A este equilibrio inestable del sector externo se le suma un deterioro de las cuentas fiscales, y ya no se puede disimular la desaparición del superávit primario, y el surgimiento por primera vez en muchos años de un fuerte déficit fiscal financiero.
Este déficit se está financiando con instrumentos inflacionarios, como son los provenientes de las ganancias contables del Banco Central, la utilización de depósitos públicos del Banco Nación, o la reasignación de fondos de la ANSES. La Argentina, a diferencia de los demás países emergentes, que están volviendo gradualmente al mercado de crédito internacional, sigue aislada financieramente, como consecuencia de no haber resuelto las deudas pendientes, y fundamentalmente ante la incredulidad de las estadísticas oficiales.

========================

_Requisitos del ejercicio_.
A: Reproduce, del texto sobre las cuentas fiscales, todo lo que va desde "A este equilibrio" hasta "las estadísticas oficiales.".
B: Responde según el texto sobre las cuentas fiscales:
(i) ¿Qué superávit ya no se puede disimular que desapareció?
(ii) ¿Con qué instrumentos se está financiando el déficit?
(iii) ¿A qué mercado están volviendo gradualmente los demás países emergentes?

_Registros dados_.
========================

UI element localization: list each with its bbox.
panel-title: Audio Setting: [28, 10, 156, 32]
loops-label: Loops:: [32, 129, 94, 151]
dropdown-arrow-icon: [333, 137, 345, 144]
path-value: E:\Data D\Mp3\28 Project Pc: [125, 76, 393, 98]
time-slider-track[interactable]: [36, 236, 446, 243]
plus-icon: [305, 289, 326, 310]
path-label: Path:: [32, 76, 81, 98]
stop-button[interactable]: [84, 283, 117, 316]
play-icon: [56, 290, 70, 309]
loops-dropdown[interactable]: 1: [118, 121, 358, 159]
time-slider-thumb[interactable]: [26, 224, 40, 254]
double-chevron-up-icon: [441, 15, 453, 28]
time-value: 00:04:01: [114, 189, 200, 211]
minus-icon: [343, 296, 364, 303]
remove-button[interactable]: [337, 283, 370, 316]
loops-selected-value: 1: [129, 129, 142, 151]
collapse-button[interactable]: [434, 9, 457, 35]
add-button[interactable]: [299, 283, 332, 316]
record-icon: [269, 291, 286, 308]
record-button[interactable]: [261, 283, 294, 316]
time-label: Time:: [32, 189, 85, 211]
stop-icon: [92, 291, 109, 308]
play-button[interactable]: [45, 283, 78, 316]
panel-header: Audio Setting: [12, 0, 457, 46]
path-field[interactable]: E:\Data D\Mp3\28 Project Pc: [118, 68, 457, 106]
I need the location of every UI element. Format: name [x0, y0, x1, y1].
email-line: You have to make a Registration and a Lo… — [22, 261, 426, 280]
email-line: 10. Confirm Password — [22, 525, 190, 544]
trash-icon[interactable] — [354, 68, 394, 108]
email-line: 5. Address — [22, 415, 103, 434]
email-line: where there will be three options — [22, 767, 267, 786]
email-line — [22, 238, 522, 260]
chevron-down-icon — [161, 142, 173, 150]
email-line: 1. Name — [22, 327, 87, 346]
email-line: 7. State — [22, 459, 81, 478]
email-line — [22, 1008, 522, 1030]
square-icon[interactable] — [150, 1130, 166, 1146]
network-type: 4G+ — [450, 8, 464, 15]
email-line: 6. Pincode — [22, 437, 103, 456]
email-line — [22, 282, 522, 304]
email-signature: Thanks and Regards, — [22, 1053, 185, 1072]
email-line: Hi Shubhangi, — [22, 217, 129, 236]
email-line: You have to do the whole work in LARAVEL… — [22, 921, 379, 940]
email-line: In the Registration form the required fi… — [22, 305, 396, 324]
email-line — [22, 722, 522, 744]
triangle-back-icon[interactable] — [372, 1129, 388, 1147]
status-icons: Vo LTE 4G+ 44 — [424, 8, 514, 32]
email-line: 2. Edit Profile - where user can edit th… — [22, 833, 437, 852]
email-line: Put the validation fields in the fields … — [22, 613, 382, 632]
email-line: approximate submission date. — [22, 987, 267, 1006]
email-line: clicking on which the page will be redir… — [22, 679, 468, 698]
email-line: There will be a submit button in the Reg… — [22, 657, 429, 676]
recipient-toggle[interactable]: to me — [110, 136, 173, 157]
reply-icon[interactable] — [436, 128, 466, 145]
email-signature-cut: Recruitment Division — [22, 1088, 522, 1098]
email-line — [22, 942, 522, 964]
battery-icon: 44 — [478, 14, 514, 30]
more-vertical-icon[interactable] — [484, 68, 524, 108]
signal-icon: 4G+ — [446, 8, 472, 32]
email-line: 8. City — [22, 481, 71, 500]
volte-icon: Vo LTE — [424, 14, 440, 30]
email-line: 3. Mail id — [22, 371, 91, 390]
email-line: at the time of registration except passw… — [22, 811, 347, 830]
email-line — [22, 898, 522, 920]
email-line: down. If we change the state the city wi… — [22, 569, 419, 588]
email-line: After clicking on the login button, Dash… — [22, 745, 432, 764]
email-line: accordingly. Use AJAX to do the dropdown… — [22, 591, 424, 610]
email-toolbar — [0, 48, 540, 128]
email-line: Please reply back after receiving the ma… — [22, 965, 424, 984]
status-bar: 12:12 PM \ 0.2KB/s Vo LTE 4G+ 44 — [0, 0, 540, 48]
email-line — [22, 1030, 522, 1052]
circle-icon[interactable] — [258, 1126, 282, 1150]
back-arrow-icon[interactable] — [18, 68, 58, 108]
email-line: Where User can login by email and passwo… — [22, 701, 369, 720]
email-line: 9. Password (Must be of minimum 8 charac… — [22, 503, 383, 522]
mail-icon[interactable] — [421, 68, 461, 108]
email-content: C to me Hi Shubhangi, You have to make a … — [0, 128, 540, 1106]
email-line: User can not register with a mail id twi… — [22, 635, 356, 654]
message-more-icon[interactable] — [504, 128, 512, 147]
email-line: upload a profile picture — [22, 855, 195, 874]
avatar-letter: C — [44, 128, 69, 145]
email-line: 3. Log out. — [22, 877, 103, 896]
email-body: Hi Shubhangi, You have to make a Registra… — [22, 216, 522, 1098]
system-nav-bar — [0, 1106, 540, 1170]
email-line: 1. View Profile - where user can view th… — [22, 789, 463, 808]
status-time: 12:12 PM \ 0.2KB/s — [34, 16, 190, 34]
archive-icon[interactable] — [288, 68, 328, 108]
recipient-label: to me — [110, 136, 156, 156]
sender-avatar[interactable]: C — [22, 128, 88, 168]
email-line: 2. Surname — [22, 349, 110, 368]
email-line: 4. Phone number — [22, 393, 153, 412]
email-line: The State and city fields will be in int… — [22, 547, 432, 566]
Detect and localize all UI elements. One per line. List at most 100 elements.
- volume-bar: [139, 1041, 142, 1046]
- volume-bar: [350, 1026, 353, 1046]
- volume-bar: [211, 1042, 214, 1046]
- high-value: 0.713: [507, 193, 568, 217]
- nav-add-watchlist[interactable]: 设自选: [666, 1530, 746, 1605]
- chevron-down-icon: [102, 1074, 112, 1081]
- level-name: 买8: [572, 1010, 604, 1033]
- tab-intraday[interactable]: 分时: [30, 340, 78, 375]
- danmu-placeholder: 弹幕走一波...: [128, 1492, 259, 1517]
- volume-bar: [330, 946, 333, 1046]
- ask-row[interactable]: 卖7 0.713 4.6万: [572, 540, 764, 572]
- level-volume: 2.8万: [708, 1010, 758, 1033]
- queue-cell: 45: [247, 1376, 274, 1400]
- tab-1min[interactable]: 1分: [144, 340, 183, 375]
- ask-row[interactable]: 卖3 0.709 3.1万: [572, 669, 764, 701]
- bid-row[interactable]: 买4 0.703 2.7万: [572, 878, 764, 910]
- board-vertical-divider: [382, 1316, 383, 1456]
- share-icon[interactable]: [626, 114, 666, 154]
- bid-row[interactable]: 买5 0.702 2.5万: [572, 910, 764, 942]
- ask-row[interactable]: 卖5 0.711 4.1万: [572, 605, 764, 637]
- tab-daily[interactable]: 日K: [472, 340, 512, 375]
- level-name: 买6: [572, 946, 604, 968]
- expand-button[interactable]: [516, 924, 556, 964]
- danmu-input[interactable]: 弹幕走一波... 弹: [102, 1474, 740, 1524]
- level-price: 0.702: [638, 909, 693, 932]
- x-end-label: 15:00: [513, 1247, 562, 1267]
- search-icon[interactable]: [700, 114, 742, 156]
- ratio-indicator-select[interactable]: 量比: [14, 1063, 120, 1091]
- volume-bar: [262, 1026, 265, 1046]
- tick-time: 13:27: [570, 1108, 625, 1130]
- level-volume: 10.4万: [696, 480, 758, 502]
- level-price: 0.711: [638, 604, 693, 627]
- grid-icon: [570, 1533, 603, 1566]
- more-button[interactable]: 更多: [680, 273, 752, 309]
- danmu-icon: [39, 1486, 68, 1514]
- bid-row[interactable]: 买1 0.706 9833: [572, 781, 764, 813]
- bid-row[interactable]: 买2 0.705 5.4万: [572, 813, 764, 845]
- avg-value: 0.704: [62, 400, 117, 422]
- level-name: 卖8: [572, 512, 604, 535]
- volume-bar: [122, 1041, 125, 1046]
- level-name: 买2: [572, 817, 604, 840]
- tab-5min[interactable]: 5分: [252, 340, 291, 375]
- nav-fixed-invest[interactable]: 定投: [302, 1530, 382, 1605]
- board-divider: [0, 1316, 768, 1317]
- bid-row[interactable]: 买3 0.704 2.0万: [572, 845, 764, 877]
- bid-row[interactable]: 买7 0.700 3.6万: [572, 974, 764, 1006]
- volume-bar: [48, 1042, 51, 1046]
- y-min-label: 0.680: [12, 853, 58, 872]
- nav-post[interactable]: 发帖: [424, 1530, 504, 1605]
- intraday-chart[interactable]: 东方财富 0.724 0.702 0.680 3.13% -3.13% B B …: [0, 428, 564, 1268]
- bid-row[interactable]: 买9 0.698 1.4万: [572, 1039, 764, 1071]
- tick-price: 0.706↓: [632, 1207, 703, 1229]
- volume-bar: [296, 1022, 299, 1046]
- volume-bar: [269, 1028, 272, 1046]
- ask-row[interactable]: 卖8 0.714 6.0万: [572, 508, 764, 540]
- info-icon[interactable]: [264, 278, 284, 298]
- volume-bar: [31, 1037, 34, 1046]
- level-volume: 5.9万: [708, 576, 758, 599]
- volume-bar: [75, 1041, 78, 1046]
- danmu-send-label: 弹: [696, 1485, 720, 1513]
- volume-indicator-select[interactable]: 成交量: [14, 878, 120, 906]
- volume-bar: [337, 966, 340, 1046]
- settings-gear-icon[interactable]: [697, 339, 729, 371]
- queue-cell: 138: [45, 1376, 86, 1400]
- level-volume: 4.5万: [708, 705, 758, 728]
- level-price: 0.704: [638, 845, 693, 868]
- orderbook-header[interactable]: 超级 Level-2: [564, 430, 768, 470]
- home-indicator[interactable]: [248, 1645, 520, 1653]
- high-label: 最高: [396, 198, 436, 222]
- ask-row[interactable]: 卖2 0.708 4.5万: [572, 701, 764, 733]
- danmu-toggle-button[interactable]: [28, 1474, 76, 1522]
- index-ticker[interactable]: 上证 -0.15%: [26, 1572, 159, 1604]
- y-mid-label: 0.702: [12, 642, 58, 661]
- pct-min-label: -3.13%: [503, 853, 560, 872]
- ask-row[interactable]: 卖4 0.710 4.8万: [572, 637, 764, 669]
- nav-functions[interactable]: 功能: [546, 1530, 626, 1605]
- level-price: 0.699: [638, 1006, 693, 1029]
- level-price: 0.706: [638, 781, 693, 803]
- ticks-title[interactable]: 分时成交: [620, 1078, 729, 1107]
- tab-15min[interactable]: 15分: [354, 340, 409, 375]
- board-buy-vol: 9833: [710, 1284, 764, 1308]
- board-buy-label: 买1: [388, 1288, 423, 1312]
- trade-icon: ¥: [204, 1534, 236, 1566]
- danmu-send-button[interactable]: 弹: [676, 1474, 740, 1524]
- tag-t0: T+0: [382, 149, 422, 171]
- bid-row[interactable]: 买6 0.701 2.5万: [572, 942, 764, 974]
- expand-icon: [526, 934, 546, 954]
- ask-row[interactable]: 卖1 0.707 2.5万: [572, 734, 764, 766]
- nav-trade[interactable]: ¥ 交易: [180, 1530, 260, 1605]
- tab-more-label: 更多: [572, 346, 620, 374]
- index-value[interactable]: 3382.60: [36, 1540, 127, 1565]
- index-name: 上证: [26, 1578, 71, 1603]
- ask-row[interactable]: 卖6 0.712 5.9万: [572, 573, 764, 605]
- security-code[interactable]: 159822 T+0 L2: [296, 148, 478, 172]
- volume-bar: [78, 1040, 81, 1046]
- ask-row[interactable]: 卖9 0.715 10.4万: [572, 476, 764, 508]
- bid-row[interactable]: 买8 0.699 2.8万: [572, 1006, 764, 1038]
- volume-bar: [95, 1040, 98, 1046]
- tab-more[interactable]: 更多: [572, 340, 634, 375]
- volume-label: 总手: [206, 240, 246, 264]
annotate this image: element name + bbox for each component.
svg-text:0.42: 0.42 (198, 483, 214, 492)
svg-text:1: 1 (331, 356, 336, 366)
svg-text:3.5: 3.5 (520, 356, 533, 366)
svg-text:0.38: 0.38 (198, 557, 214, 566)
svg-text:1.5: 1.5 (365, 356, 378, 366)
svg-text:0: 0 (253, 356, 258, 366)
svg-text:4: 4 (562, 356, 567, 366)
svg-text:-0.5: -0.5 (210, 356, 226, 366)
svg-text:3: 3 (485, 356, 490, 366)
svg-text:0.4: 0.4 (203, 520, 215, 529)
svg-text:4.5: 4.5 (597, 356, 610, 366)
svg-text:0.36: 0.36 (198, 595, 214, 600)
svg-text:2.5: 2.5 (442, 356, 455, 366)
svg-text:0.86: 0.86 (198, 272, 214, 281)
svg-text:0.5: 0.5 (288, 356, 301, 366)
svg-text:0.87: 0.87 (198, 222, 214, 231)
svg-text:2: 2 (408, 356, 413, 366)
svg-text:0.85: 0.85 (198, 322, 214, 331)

========================

_Respuestas por consigna_.
A:
A este equilibrio inestable del sector externo se le suma un deterioro de las cuentas fiscales, y ya no se puede disimular la desaparición del superávit primario, y el surgimiento por primera vez en muchos años de un fuerte déficit fiscal financiero.
Este déficit se está financiando con instrumentos inflacionarios, como son los provenientes de las ganancias contables del Banco Central, la utilización de depósitos públicos del Banco Nación, o la reasignación de fondos de la ANSES. La Argentina, a diferencia de los demás países emergentes, que están volviendo gradualmente al mercado de crédito internacional, sigue aislada financieramente, como consecuencia de no haber resuelto las deudas pendientes, y fundamentalmente ante la incredulidad de las estadísticas oficiales.

B:
(i) El superávit primario.
(ii) Con instrumentos inflacionarios: las ganancias contables del Banco Central, la utilización de depósitos públicos del Banco Nación y la reasignación de fondos de la ANSES.
(iii) Al mercado de crédito internacional.